◆ Recorded data:
^^^^

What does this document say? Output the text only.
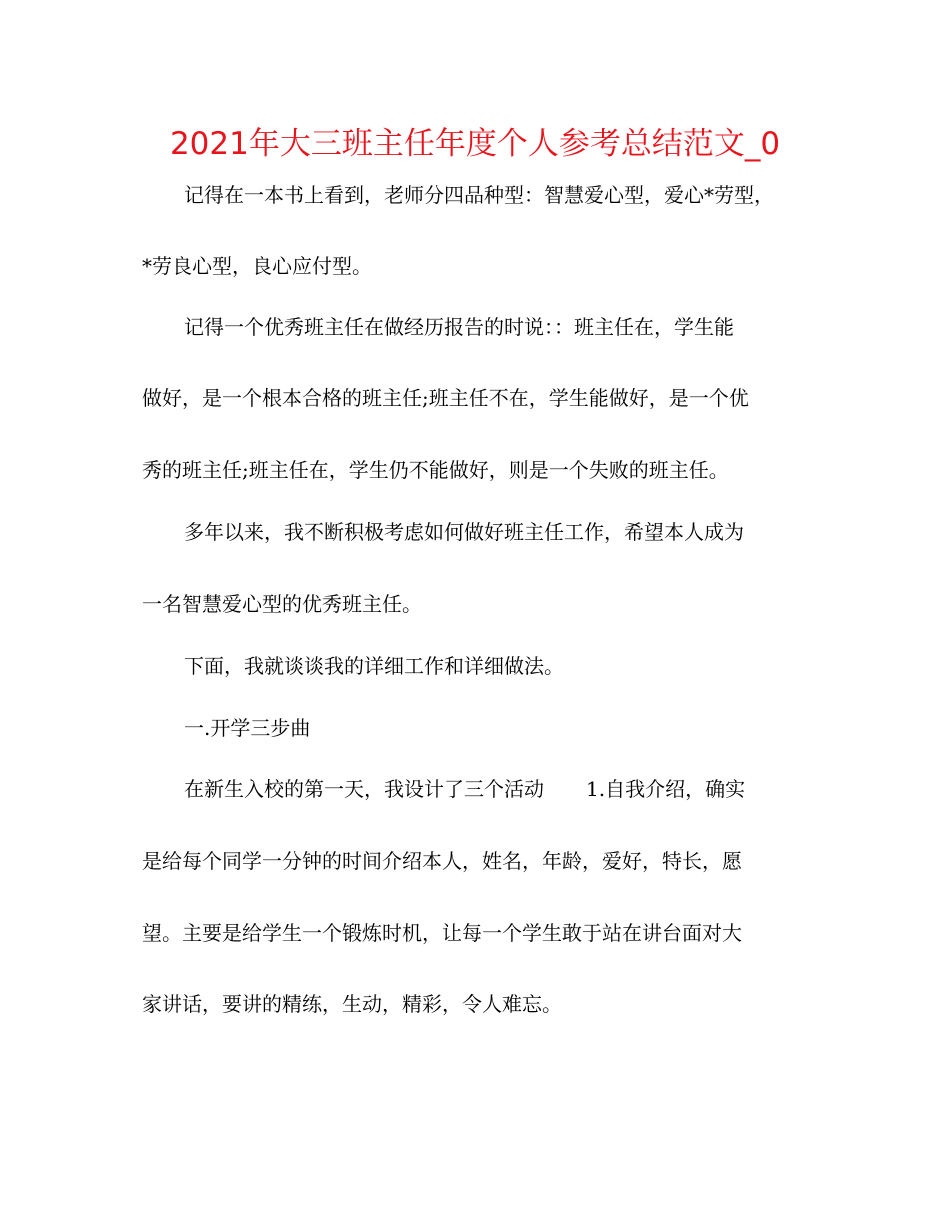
2021年大三班主任年度个人参考总结范文_0
记得在一本书上看到，老师分四品种型：智慧爱心型，爱心*劳型，
*劳良心型，良心应付型。
记得一个优秀班主任在做经历报告的时说：：班主任在，学生能
做好，是一个根本合格的班主任;班主任不在，学生能做好，是一个优
秀的班主任;班主任在，学生仍不能做好，则是一个失败的班主任。
多年以来，我不断积极考虑如何做好班主任工作，希望本人成为
一名智慧爱心型的优秀班主任。
下面，我就谈谈我的详细工作和详细做法。
一.开学三步曲
在新生入校的第一天，我设计了三个活动 1.自我介绍，确实
是给每个同学一分钟的时间介绍本人，姓名，年龄，爱好，特长，愿
望。主要是给学生一个锻炼时机，让每一个学生敢于站在讲台面对大
家讲话，要讲的精练，生动，精彩，令人难忘。
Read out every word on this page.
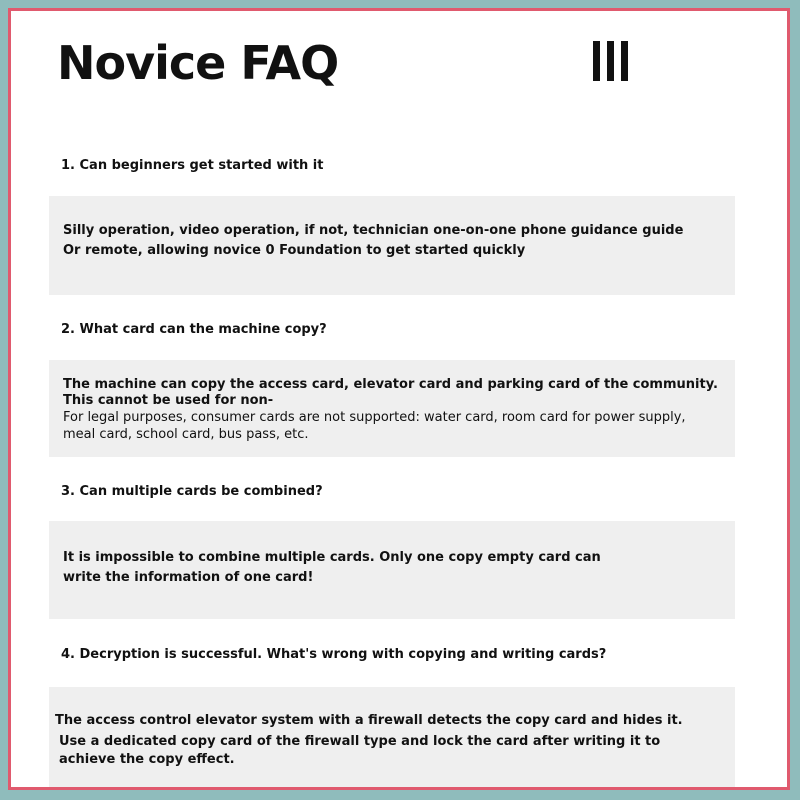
Novice FAQ

1. Can beginners get started with it

Silly operation, video operation, if not, technician one-on-one phone guidance guide

Or remote, allowing novice 0 Foundation to get started quickly

2. What card can the machine copy?

The machine can copy the access card, elevator card and parking card of the community. This cannot be used for non-

For legal purposes, consumer cards are not supported: water card, room card for power supply, meal card, school card, bus pass, etc.

3. Can multiple cards be combined?

It is impossible to combine multiple cards. Only one copy empty card can

write the information of one card!

4. Decryption is successful. What's wrong with copying and writing cards?

The access control elevator system with a firewall detects the copy card and hides it.

Use a dedicated copy card of the firewall type and lock the card after writing it to achieve the copy effect.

^^^^

◆ WHAT IS NEEDED:
Transcribe the whole listing exactly. Pictures stay out of your copy.

◆ FINAL RESULT:
What does this document say? Output the text only.
2021年大三班主任年度个人参考总结范文_0
记得在一本书上看到，老师分四品种型：智慧爱心型，爱心*劳型，
*劳良心型，良心应付型。
记得一个优秀班主任在做经历报告的时说：：班主任在，学生能
做好，是一个根本合格的班主任;班主任不在，学生能做好，是一个优
秀的班主任;班主任在，学生仍不能做好，则是一个失败的班主任。
多年以来，我不断积极考虑如何做好班主任工作，希望本人成为
一名智慧爱心型的优秀班主任。
下面，我就谈谈我的详细工作和详细做法。
一.开学三步曲
在新生入校的第一天，我设计了三个活动 1.自我介绍，确实
是给每个同学一分钟的时间介绍本人，姓名，年龄，爱好，特长，愿
望。主要是给学生一个锻炼时机，让每一个学生敢于站在讲台面对大
家讲话，要讲的精练，生动，精彩，令人难忘。
Read out every word on this page.
Novice FAQ

1. Can beginners get started with it

Silly operation, video operation, if not, technician one-on-one phone guidance guide

Or remote, allowing novice 0 Foundation to get started quickly

2. What card can the machine copy?

The machine can copy the access card, elevator card and parking card of the community. This cannot be used for non-

For legal purposes, consumer cards are not supported: water card, room card for power supply, meal card, school card, bus pass, etc.

3. Can multiple cards be combined?

It is impossible to combine multiple cards. Only one copy empty card can

write the information of one card!

4. Decryption is successful. What's wrong with copying and writing cards?

The access control elevator system with a firewall detects the copy card and hides it.

Use a dedicated copy card of the firewall type and lock the card after writing it to achieve the copy effect.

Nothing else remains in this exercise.